Problem statement
Where the data below has the string "ଆଇଟମ", return the whole line.
——————————
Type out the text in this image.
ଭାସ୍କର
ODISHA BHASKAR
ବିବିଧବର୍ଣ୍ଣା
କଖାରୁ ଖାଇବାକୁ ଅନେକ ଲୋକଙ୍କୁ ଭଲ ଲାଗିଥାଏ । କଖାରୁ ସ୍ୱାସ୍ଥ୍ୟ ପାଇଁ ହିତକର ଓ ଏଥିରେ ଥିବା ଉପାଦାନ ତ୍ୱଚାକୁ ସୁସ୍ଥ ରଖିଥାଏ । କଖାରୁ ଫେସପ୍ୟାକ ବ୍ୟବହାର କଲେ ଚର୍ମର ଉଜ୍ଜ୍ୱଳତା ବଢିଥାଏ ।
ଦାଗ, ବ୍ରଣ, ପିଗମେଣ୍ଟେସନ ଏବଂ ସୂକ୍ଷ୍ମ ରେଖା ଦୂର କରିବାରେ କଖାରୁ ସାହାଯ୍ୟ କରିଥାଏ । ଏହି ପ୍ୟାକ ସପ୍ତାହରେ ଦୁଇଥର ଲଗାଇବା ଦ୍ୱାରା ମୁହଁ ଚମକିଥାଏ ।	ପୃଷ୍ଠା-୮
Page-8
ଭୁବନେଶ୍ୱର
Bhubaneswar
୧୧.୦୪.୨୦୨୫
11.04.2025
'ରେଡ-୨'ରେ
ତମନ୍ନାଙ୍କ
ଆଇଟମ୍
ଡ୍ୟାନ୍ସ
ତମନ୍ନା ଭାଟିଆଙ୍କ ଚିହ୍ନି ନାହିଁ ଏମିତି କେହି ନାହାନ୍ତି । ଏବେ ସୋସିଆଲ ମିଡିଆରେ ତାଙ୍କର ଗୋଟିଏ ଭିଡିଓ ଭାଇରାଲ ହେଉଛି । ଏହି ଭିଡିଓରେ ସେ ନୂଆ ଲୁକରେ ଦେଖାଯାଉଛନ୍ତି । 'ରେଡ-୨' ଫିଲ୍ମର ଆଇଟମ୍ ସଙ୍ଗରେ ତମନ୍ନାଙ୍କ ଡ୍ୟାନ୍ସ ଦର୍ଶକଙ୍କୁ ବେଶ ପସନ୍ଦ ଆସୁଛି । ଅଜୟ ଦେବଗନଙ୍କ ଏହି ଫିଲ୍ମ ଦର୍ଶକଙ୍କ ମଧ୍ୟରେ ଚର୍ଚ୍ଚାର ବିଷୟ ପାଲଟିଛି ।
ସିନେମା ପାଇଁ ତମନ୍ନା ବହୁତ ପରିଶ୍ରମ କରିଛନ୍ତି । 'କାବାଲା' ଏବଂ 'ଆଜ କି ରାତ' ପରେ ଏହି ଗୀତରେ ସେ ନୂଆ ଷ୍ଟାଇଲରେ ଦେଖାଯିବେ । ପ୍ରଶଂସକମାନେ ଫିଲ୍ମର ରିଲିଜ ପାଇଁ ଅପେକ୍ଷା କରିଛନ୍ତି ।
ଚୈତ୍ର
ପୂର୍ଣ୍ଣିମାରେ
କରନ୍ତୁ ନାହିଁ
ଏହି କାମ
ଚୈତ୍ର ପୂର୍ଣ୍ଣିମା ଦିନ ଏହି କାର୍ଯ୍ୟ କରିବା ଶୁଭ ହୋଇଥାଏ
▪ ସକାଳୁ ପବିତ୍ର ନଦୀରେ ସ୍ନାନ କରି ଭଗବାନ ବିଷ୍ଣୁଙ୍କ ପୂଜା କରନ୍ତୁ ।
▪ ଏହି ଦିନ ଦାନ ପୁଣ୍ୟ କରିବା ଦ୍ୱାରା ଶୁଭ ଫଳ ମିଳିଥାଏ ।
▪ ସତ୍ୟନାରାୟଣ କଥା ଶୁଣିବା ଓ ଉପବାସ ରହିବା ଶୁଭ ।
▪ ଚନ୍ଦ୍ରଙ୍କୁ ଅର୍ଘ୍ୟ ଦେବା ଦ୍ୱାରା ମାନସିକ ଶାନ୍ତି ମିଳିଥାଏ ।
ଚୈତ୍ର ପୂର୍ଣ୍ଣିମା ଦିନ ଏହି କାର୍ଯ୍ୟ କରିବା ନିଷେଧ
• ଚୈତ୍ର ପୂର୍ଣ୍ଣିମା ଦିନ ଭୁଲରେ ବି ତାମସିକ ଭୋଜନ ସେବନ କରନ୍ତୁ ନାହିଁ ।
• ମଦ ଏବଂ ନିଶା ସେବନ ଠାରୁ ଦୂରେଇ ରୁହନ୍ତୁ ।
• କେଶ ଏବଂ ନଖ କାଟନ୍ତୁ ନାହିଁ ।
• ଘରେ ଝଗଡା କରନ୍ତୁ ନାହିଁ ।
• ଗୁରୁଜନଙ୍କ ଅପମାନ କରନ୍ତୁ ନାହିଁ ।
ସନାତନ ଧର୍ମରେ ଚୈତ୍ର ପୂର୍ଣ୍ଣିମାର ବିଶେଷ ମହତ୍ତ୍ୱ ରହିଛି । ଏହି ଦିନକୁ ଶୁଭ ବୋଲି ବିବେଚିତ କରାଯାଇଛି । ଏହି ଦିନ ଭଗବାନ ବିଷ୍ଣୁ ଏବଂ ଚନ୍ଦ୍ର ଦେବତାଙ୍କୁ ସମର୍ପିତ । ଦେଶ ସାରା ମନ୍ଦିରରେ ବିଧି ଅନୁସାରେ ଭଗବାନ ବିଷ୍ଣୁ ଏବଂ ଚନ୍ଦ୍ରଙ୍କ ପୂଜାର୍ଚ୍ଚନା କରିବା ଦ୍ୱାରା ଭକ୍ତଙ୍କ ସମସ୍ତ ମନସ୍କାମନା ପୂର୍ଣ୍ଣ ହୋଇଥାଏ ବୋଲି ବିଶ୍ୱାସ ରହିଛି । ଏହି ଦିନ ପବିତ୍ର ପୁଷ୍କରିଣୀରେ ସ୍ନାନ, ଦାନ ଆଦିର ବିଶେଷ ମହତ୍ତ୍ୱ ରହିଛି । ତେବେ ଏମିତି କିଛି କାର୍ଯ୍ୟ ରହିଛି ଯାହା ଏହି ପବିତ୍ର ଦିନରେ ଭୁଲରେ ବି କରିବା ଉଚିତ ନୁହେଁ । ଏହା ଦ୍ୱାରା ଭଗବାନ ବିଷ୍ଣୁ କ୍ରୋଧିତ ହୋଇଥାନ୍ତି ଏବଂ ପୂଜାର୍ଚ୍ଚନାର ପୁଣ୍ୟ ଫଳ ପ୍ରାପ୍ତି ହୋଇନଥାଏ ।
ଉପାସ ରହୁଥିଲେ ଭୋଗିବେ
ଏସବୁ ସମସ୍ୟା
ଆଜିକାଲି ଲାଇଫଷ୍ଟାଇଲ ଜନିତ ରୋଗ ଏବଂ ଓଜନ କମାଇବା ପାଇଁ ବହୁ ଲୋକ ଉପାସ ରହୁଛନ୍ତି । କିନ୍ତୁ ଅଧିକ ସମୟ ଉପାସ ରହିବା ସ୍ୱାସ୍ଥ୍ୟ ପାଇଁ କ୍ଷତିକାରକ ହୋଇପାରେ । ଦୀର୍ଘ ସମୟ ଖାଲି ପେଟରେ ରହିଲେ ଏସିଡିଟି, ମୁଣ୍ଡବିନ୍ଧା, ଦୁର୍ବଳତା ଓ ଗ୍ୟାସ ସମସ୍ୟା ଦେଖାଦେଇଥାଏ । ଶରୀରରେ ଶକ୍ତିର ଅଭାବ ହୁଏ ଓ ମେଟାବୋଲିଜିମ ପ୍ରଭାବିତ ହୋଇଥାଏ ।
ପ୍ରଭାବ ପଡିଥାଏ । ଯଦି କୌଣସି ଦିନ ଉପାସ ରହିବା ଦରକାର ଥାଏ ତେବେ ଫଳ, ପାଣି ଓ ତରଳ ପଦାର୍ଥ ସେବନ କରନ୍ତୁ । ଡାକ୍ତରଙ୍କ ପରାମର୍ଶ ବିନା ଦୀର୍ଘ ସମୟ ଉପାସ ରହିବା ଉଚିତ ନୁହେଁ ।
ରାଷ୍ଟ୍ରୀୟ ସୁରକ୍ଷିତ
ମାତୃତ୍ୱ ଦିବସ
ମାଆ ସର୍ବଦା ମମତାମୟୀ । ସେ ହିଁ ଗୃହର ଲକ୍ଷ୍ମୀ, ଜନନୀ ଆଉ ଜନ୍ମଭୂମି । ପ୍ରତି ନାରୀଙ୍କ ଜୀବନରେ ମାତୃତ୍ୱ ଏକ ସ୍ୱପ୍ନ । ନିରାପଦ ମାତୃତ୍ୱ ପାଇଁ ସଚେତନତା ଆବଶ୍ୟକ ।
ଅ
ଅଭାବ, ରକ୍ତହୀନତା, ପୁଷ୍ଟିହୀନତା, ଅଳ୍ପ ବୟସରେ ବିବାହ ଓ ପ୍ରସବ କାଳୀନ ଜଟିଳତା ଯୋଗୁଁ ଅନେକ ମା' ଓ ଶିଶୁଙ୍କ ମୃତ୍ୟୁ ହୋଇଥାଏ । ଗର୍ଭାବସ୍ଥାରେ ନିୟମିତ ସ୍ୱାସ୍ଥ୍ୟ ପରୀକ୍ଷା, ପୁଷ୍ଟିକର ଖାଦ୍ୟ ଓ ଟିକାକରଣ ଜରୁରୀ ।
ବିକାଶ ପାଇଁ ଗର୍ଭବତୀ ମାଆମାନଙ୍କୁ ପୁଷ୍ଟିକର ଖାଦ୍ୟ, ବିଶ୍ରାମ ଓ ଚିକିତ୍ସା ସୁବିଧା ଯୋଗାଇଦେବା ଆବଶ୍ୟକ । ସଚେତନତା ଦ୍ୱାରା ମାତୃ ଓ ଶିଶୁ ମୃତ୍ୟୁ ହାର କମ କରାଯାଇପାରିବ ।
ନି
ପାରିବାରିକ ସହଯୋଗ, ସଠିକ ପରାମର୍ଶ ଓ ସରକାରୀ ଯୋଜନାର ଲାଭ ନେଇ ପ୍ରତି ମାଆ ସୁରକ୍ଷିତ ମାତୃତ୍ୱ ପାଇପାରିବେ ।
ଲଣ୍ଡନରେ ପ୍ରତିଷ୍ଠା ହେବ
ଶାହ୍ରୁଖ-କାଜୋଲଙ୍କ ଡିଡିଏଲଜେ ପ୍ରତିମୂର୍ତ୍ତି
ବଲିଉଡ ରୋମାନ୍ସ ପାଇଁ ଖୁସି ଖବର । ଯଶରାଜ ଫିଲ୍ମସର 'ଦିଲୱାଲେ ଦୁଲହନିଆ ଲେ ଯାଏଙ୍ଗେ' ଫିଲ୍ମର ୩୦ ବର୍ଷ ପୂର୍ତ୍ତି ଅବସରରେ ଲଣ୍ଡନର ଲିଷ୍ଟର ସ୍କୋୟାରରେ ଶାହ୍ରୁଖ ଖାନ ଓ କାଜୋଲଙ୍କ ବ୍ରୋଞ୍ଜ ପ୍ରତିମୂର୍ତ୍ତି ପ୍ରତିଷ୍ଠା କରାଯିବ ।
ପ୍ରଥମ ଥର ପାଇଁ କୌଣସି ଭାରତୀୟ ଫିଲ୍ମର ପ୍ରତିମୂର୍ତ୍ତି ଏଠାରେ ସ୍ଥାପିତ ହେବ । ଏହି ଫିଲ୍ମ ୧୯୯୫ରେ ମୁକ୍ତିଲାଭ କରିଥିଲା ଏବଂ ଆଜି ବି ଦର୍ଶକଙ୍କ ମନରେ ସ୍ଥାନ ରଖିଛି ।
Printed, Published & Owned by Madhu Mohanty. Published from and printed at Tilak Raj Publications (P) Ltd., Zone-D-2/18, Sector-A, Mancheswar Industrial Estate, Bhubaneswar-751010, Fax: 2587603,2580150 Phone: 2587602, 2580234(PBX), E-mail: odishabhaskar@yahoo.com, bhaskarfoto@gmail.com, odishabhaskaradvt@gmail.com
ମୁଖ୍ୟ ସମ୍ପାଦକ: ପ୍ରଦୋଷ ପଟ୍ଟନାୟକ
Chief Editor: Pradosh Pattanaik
——————————
Answer
ଆଇଟମ୍
ତମନ୍ନା ଭାଟିଆଙ୍କ ଚିହ୍ନି ନାହିଁ ଏମିତି କେହି ନାହାନ୍ତି । ଏବେ ସୋସିଆଲ ମିଡିଆରେ ତାଙ୍କର ଗୋଟିଏ ଭିଡିଓ ଭାଇରାଲ ହେଉଛି । ଏହି ଭିଡିଓରେ ସେ ନୂଆ ଲୁକରେ ଦେଖାଯାଉଛନ୍ତି । 'ରେଡ-୨' ଫିଲ୍ମର ଆଇଟମ୍ ସଙ୍ଗରେ ତମନ୍ନାଙ୍କ ଡ୍ୟାନ୍ସ ଦର୍ଶକଙ୍କୁ ବେଶ ପସନ୍ଦ ଆସୁଛି । ଅଜୟ ଦେବଗନଙ୍କ ଏହି ଫିଲ୍ମ ଦର୍ଶକଙ୍କ ମଧ୍ୟରେ ଚର୍ଚ୍ଚାର ବିଷୟ ପାଲଟିଛି ।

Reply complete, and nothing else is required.